→ **Set exercise**
Go through the listing below and list every line with "hierarchical".

→ **Information given**
[START]

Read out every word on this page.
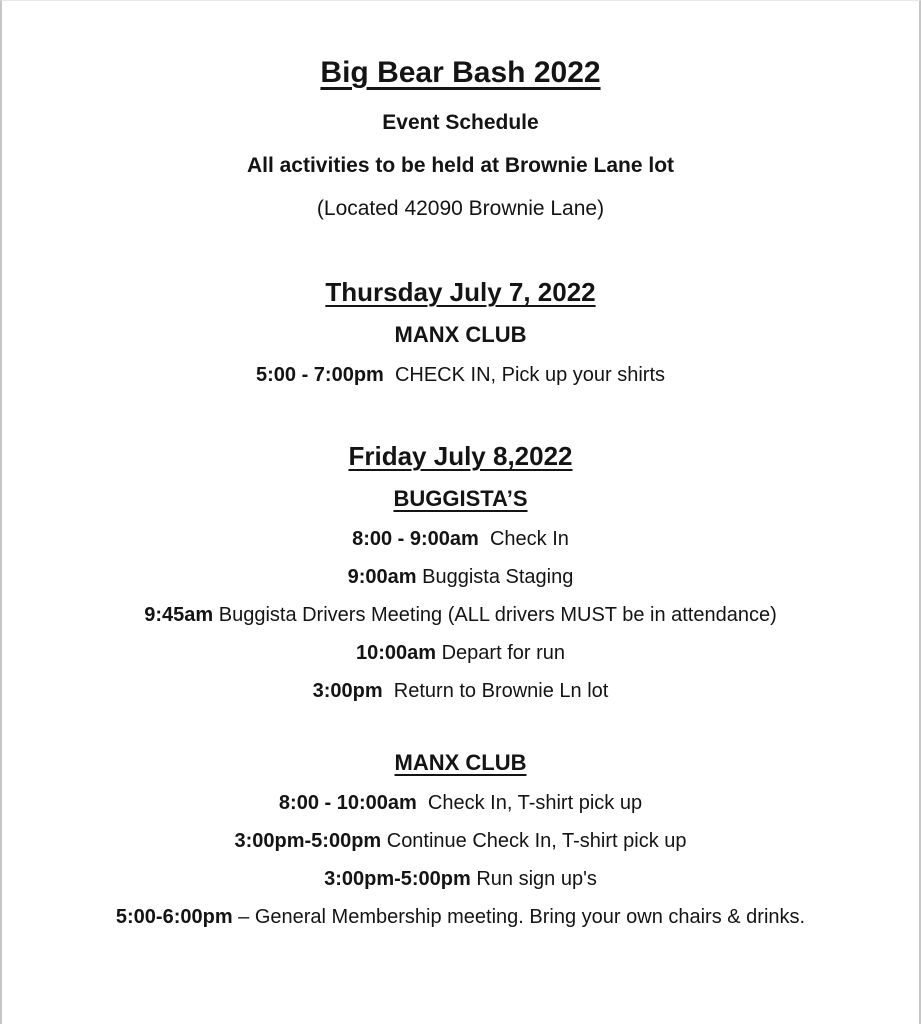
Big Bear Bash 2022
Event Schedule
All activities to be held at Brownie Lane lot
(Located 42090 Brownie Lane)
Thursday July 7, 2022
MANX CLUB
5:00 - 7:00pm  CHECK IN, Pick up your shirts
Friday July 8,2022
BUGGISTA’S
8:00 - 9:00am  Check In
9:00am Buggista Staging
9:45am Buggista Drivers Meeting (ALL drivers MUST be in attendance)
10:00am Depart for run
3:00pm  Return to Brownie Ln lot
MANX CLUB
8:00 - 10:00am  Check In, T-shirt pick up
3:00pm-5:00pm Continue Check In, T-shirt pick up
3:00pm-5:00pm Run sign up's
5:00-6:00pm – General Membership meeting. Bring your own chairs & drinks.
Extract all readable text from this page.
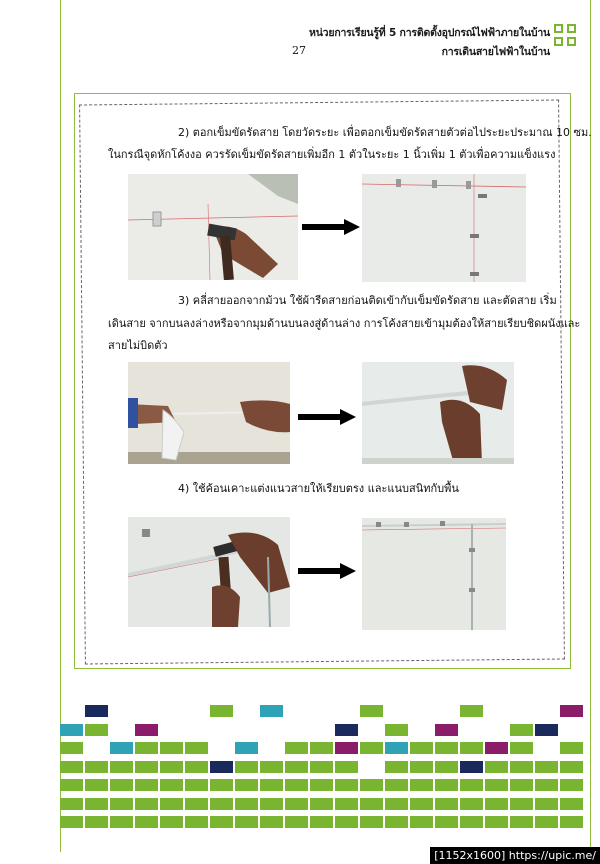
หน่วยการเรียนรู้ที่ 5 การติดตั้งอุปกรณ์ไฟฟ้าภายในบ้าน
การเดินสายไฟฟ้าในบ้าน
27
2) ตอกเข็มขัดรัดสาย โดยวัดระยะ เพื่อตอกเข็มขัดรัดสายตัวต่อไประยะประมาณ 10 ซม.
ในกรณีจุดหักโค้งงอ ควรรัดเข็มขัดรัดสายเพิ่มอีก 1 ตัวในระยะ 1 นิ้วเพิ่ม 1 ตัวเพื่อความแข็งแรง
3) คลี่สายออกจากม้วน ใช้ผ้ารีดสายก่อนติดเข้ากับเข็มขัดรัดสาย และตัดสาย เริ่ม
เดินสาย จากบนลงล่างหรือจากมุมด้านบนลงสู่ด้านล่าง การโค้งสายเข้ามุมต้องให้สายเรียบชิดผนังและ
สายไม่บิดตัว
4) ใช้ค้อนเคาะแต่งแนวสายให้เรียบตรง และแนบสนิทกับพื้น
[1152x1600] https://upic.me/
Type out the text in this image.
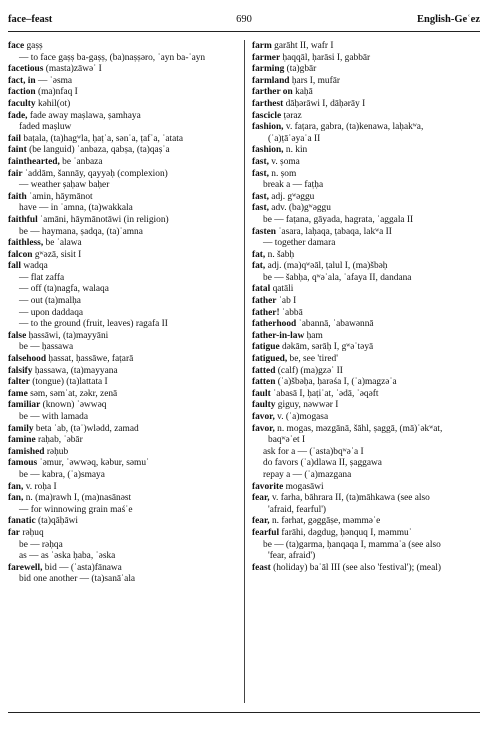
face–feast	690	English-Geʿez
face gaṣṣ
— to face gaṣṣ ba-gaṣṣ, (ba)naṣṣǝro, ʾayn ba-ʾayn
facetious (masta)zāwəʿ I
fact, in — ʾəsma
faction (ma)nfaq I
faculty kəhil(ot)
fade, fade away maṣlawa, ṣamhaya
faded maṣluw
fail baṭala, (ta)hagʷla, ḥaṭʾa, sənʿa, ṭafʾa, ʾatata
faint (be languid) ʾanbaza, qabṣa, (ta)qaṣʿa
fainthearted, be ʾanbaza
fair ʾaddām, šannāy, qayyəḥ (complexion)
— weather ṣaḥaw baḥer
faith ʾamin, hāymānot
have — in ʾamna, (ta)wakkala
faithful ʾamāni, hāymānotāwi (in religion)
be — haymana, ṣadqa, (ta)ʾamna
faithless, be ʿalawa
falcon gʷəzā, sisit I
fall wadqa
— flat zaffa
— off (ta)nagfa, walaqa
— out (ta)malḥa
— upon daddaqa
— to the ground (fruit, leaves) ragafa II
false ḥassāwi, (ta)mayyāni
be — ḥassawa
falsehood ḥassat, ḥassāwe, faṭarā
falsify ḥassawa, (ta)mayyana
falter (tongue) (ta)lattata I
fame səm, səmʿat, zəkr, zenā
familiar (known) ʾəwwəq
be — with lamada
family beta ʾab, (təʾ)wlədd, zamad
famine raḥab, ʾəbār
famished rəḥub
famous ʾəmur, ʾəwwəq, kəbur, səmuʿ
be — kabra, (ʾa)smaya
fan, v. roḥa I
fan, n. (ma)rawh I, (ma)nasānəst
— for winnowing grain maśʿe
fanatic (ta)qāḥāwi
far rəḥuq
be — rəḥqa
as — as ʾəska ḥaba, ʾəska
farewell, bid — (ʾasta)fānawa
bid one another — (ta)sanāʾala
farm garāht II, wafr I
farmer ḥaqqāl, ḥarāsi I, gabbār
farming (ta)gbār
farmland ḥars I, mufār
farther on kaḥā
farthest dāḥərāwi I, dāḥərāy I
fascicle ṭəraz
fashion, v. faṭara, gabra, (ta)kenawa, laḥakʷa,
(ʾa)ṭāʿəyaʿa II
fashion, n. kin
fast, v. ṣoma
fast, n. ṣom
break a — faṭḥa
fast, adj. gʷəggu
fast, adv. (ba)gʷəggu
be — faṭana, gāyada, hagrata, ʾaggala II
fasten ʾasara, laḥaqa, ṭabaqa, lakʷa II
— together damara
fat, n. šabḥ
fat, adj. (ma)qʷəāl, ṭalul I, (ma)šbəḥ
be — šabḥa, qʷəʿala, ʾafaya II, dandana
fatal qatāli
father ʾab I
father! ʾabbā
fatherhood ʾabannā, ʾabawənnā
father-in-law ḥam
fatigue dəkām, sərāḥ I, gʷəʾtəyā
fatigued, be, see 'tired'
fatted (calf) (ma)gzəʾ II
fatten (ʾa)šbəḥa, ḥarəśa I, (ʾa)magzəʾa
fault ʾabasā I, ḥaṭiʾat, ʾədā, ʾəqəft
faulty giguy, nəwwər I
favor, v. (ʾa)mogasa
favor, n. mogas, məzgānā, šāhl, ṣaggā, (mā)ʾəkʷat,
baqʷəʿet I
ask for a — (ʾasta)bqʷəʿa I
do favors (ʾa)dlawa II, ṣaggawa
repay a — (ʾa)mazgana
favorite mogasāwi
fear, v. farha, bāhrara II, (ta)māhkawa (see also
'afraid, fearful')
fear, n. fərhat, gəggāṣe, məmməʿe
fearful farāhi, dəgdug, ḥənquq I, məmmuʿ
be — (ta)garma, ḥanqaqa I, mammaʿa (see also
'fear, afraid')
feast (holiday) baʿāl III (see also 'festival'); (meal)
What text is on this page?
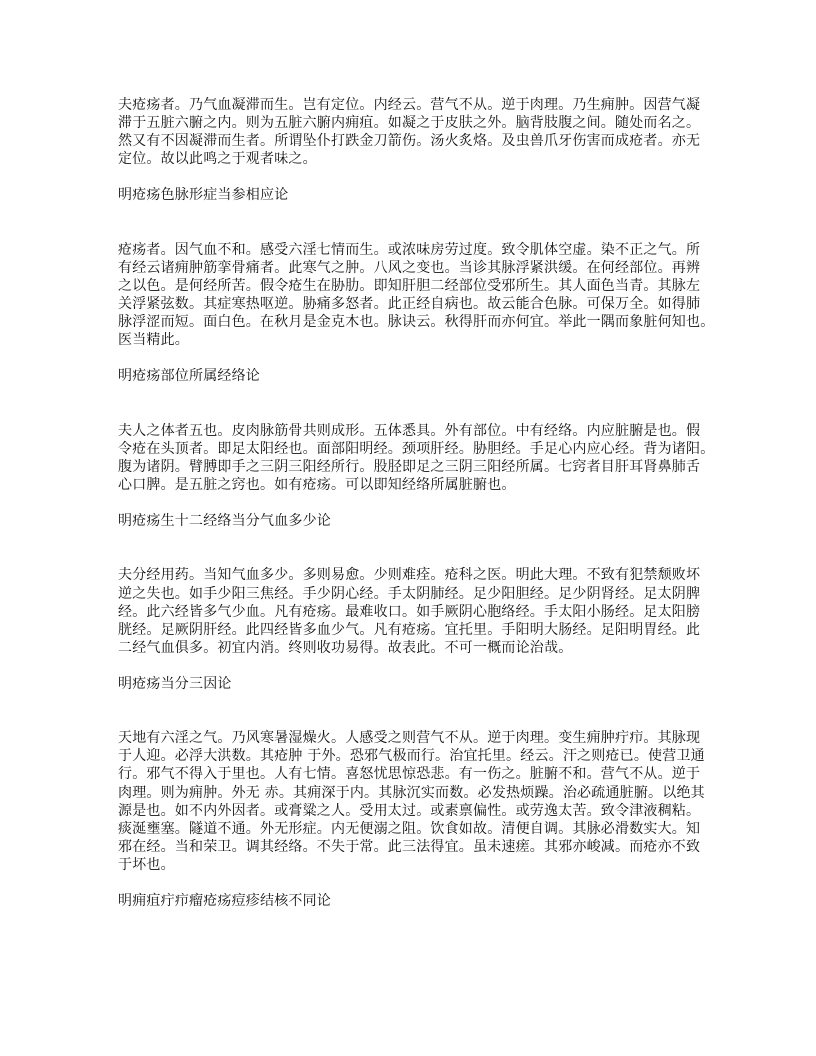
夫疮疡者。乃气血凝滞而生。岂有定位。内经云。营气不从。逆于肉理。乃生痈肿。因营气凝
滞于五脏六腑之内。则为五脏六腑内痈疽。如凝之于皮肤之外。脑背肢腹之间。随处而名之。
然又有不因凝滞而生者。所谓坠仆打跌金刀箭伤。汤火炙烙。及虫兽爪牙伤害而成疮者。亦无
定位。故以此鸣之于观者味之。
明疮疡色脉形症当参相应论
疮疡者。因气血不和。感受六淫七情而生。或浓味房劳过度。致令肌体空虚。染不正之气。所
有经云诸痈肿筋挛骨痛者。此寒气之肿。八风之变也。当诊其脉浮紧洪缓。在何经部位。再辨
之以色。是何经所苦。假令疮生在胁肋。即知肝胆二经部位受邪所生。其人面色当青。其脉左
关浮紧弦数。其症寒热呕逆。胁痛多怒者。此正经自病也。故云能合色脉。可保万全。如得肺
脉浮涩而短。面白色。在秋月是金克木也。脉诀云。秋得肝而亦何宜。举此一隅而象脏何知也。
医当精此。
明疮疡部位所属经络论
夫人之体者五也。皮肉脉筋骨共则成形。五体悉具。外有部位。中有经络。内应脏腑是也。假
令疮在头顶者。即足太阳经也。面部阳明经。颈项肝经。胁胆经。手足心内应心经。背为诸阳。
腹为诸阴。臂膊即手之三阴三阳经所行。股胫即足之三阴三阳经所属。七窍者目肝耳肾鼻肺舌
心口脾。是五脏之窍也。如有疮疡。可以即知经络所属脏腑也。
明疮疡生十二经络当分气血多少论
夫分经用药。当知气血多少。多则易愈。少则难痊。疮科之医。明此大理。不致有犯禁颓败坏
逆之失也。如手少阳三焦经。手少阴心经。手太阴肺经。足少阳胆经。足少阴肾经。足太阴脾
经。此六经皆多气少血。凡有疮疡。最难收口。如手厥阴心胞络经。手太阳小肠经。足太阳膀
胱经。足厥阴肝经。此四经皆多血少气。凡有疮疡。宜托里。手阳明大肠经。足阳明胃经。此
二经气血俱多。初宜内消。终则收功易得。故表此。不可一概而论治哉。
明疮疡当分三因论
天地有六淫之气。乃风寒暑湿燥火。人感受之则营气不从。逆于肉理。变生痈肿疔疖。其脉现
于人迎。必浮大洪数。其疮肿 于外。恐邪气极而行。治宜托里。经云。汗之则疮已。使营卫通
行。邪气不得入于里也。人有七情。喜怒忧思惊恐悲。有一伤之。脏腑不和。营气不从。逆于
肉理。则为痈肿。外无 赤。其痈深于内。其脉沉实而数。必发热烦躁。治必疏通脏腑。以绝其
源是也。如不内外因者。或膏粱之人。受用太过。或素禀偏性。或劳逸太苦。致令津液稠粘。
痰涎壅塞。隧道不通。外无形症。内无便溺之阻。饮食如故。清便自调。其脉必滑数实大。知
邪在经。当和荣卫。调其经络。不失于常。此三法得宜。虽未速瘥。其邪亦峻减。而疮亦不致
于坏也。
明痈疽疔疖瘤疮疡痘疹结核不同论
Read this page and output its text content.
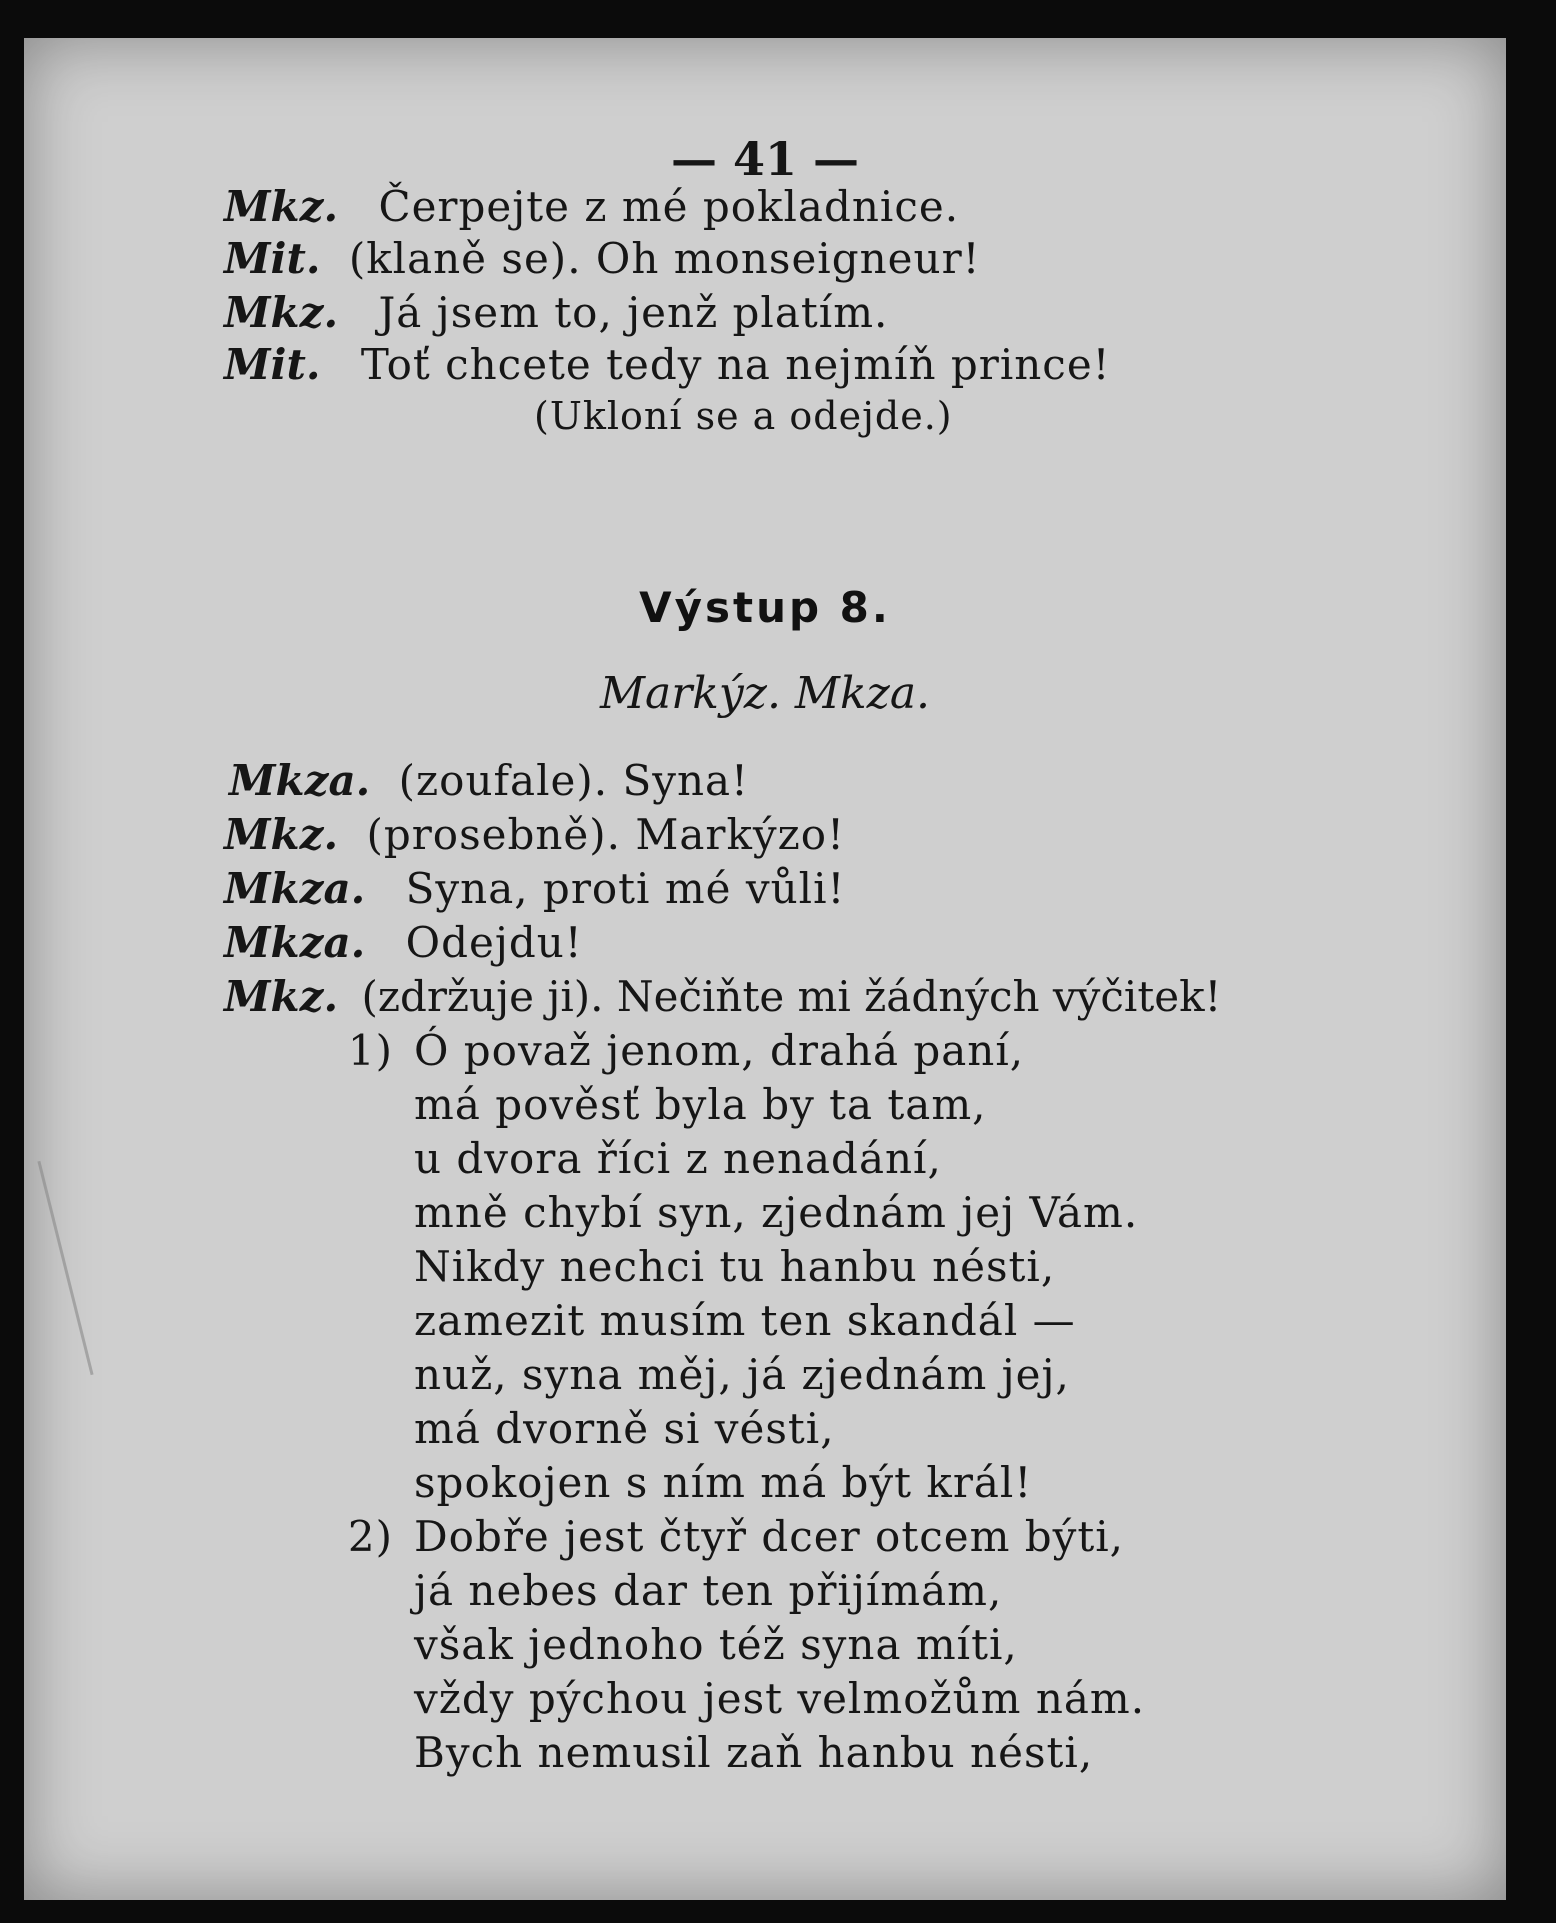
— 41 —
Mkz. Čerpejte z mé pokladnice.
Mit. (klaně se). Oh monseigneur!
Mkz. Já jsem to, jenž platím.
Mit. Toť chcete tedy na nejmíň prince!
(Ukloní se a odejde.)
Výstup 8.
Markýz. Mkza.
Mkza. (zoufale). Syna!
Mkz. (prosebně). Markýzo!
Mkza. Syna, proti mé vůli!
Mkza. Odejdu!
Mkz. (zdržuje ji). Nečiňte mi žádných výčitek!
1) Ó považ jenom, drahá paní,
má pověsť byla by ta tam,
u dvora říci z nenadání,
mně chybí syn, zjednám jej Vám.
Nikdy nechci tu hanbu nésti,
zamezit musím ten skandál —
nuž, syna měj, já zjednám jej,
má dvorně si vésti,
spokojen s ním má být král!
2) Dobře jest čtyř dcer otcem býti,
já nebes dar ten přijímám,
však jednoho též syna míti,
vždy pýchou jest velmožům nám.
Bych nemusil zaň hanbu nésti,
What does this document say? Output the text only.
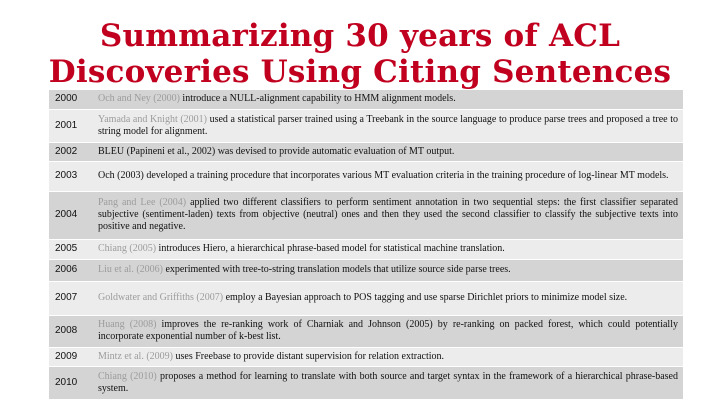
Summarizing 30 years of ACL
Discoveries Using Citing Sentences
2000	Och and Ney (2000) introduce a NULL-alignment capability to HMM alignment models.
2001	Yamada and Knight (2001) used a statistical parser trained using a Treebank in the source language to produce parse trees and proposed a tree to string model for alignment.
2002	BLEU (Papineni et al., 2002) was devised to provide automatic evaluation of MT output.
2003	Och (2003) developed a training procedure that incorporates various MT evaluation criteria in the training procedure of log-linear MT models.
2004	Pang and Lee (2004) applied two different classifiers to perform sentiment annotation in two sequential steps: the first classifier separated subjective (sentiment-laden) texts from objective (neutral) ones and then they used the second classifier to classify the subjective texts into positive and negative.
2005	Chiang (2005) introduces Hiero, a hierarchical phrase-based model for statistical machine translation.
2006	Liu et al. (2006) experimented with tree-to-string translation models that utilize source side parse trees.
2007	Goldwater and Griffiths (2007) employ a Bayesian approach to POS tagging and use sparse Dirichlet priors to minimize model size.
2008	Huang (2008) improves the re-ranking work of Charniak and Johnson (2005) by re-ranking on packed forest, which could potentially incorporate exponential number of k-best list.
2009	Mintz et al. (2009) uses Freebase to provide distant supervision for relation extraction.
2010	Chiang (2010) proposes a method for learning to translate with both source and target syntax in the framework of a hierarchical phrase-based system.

[END]

→ **The completed task**
2005	Chiang (2005) introduces Hiero, a hierarchical phrase-based model for statistical machine translation.
2010	Chiang (2010) proposes a method for learning to translate with both source and target syntax in the framework of a hierarchical phrase-based system.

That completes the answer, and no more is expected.